- **EXERCISE**
Check each line of the material. Copy those containing "πόνου".

- **MATERIAL**
○ ○ ○ ○ ○
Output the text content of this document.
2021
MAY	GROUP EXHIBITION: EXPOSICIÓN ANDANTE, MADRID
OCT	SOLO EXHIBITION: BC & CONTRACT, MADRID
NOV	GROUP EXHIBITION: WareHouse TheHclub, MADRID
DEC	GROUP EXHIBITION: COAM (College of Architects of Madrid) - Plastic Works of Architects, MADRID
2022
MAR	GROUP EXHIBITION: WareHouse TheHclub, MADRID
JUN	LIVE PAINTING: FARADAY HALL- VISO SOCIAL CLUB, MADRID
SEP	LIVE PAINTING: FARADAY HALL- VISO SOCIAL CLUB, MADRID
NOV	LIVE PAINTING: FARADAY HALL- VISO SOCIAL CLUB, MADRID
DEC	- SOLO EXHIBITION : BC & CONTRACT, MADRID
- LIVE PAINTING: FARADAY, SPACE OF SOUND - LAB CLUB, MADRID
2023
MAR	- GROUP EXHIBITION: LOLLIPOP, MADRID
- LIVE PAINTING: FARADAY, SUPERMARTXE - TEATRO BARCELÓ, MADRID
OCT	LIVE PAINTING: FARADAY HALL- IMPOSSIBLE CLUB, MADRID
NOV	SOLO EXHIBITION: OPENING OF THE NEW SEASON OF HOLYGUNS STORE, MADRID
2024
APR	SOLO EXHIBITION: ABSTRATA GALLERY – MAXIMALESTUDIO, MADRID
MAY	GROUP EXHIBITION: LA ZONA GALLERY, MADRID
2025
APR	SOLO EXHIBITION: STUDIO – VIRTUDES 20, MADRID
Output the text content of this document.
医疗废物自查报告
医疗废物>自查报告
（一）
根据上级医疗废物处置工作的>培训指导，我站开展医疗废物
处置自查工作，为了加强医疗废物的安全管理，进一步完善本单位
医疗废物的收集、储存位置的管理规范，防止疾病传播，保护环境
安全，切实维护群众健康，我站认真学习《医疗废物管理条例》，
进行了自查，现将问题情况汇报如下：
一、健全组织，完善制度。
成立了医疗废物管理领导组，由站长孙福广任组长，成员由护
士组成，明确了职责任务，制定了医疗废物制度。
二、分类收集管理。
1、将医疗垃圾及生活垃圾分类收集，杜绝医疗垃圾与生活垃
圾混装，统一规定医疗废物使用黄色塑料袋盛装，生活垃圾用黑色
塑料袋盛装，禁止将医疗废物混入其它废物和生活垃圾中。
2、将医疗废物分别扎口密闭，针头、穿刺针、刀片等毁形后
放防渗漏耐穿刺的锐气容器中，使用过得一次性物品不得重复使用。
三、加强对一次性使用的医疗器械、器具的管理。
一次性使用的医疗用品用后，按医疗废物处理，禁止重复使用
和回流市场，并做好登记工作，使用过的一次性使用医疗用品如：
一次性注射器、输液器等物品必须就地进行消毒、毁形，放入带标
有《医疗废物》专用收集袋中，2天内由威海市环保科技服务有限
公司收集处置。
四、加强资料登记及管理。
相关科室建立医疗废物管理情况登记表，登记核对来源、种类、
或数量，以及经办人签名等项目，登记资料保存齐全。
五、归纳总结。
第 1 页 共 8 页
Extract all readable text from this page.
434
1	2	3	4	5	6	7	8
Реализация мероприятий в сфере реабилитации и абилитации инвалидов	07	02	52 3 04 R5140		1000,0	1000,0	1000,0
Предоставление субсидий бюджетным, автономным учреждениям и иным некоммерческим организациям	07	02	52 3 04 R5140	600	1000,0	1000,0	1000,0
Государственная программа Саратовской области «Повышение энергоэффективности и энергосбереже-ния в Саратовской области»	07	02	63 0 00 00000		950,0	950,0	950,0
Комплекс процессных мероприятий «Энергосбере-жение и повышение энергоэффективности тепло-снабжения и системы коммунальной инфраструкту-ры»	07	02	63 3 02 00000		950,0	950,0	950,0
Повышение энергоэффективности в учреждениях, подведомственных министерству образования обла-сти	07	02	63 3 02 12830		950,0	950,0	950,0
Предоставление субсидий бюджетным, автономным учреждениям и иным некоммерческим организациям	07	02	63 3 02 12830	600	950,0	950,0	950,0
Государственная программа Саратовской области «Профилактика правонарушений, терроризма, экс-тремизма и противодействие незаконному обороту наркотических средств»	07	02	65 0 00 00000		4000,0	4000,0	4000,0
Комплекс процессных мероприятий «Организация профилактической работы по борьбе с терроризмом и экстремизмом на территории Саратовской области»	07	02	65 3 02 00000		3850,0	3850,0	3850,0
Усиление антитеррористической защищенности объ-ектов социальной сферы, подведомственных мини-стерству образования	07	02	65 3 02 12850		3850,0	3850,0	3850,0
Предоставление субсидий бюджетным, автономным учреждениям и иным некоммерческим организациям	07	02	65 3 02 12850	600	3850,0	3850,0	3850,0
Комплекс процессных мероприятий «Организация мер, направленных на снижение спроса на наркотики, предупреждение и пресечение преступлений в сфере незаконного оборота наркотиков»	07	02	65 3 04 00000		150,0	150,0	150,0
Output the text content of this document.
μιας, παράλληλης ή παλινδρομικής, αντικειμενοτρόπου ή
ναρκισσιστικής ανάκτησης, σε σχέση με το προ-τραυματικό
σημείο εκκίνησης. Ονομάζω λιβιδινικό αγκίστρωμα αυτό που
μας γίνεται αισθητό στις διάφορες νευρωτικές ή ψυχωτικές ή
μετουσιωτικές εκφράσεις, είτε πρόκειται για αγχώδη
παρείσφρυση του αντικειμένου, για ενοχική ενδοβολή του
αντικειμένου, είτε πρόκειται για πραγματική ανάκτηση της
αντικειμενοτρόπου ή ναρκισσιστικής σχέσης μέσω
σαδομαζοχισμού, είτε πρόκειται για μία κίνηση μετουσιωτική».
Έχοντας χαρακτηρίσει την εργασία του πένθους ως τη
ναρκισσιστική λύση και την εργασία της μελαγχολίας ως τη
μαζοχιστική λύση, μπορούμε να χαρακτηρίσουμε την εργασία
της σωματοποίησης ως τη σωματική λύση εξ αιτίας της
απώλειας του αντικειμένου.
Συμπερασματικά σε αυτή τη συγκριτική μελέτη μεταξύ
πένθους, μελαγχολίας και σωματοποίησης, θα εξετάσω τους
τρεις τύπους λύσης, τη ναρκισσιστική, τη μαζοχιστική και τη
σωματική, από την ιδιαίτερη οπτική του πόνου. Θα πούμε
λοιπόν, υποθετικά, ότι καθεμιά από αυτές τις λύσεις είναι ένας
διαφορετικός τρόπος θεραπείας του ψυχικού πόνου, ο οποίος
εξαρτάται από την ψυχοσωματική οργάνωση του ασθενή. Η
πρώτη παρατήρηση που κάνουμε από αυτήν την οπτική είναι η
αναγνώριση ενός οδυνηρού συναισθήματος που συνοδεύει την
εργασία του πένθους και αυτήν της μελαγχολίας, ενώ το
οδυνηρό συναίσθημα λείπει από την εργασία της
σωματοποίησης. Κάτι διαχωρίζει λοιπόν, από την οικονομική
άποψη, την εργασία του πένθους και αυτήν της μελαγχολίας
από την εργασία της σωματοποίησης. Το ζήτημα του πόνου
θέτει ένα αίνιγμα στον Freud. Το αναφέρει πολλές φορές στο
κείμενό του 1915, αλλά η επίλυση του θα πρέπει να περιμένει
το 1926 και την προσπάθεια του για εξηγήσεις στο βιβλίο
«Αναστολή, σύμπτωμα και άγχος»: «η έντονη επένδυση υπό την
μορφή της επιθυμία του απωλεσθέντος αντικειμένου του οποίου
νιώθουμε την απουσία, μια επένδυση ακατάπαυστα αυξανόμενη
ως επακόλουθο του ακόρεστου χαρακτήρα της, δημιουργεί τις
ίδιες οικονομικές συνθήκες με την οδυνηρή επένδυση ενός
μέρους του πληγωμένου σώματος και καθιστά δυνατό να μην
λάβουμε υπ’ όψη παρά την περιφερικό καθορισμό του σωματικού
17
○ ○ ○ ○ ○
- **ANSWER TO THE TASK**
σωματική, από την ιδιαίτερη οπτική του πόνου. Θα πούμε
διαφορετικός τρόπος θεραπείας του ψυχικού πόνου, ο οποίος
από την εργασία της σωματοποίησης. Το ζήτημα του πόνου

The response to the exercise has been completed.